§ Objective
Pick out the lines below that contain the string "Throughput" and copy them all.

[Records from a data collection]
*****

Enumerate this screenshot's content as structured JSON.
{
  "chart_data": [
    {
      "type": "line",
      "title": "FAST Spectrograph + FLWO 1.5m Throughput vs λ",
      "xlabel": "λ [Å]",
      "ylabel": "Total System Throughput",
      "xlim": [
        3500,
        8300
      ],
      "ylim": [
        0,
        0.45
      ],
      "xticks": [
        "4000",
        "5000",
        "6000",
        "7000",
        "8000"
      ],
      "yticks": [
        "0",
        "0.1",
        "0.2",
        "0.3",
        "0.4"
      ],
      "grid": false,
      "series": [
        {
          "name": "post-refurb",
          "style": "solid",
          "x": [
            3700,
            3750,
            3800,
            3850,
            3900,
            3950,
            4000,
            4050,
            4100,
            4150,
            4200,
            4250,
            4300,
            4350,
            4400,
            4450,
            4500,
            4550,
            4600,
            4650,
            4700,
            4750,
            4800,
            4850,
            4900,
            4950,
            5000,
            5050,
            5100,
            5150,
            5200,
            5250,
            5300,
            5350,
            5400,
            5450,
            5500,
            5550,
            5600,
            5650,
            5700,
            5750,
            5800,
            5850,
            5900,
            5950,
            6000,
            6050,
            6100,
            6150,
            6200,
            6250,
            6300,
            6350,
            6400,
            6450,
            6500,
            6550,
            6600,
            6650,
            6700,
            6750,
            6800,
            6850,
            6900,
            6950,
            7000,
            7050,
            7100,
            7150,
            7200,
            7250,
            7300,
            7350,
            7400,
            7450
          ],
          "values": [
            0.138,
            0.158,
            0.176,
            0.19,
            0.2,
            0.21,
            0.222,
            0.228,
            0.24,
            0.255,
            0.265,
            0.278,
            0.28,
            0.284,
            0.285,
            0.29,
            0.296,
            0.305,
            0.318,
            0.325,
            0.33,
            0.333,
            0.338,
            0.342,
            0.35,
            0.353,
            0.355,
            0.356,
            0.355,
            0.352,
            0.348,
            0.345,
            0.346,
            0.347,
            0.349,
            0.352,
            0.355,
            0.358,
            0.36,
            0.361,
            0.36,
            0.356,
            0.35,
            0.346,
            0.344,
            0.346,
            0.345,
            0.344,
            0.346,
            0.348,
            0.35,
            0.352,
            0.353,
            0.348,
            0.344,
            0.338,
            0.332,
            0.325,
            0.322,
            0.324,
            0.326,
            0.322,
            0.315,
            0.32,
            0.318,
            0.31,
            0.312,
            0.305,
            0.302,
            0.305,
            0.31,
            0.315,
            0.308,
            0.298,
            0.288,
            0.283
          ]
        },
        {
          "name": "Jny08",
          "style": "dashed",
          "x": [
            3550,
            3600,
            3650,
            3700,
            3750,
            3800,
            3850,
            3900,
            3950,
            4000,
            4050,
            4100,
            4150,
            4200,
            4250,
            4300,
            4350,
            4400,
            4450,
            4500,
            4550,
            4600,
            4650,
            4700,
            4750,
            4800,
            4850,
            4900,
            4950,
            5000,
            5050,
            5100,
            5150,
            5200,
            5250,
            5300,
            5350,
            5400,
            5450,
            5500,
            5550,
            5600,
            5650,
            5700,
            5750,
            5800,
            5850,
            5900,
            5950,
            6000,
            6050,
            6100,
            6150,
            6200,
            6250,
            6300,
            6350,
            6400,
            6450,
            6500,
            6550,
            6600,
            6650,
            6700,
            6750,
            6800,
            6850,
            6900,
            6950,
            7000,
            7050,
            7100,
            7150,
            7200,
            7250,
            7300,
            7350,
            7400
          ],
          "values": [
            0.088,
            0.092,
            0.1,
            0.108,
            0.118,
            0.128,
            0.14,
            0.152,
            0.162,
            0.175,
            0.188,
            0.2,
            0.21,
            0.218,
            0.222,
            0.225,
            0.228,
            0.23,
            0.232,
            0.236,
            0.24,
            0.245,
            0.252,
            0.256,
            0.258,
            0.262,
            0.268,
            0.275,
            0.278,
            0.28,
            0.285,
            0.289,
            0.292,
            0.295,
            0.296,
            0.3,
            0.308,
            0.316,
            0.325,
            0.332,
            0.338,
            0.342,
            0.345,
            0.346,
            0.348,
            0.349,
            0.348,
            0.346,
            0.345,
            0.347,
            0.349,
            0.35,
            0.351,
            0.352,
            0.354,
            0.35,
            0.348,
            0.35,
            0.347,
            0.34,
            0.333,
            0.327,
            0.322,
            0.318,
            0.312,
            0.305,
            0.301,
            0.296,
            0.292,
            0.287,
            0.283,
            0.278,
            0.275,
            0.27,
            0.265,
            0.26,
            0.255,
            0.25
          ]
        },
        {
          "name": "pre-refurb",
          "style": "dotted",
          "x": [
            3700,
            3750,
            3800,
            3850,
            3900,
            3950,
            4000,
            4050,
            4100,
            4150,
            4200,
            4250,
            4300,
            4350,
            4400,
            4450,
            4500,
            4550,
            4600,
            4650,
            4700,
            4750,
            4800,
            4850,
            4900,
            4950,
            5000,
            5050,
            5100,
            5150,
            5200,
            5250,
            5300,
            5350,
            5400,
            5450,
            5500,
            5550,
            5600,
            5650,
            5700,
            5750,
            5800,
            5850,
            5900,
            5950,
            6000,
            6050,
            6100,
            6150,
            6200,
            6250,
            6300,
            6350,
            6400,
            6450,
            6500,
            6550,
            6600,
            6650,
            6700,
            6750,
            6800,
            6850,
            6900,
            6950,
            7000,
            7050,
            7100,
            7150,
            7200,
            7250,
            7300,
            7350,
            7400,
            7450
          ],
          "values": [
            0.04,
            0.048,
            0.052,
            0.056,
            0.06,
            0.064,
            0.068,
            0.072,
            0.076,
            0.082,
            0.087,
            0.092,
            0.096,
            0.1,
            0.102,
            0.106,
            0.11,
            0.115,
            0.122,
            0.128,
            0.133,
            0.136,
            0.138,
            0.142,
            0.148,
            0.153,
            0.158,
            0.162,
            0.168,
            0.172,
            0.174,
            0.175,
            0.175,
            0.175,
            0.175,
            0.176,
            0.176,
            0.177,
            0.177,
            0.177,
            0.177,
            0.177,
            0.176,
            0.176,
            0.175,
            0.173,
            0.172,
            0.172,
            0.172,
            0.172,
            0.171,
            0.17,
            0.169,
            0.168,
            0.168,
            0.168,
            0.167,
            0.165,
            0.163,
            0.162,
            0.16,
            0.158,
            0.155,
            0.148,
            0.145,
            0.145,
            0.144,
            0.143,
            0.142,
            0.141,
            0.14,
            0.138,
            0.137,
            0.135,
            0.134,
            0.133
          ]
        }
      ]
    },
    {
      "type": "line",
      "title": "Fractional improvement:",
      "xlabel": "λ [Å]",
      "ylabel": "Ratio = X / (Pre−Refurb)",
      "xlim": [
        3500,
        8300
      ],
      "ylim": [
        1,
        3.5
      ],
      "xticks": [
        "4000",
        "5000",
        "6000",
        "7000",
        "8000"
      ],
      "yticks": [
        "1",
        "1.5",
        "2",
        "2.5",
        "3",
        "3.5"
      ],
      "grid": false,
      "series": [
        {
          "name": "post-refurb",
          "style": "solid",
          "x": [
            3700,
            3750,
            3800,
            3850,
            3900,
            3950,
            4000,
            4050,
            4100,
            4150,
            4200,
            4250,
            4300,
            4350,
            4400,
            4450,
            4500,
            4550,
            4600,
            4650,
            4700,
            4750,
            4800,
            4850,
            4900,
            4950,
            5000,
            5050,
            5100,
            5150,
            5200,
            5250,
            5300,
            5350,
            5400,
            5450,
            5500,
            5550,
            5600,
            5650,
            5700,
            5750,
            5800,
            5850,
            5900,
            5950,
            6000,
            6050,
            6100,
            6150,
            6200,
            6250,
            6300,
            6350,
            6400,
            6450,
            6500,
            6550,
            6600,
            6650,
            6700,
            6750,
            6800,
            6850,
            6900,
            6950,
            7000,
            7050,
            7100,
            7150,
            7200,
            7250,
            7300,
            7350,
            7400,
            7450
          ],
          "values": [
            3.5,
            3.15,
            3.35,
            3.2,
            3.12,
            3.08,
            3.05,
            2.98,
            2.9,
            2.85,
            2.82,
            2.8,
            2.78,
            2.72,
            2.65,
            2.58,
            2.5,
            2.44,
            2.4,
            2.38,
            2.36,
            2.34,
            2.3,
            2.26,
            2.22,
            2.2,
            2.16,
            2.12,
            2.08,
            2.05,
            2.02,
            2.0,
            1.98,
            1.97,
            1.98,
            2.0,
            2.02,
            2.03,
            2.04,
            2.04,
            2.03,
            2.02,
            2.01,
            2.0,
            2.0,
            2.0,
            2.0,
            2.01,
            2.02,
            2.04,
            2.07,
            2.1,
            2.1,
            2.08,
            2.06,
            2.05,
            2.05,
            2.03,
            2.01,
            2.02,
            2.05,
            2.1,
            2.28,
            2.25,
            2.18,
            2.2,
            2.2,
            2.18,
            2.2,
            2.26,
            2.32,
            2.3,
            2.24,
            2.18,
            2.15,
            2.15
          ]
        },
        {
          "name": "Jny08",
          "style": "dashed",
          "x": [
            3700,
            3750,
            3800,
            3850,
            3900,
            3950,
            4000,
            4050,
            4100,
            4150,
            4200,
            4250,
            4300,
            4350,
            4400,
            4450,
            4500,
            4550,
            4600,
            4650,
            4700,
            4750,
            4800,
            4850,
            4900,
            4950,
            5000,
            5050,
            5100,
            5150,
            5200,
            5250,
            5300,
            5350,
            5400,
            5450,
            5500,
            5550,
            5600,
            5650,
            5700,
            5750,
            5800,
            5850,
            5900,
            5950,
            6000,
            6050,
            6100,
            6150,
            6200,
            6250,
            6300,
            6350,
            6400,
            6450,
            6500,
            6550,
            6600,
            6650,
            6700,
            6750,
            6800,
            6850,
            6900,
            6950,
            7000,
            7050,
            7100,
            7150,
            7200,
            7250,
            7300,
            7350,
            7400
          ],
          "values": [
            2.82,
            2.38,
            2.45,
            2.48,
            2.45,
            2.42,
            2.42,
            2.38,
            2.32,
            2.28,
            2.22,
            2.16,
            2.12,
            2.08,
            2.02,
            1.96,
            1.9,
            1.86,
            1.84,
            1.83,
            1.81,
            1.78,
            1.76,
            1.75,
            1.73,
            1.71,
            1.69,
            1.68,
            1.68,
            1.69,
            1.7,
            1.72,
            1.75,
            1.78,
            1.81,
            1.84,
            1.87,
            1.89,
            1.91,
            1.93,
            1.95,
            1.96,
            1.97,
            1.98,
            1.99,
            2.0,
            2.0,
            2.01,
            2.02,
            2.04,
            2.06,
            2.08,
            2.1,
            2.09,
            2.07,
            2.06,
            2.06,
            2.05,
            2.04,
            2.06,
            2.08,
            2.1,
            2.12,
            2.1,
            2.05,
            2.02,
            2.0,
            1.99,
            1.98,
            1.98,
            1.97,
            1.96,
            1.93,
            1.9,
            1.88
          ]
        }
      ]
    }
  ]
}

*****

§ Exercise solution
      "title": "FAST Spectrograph + FLWO 1.5m Throughput vs λ",
      "ylabel": "Total System Throughput",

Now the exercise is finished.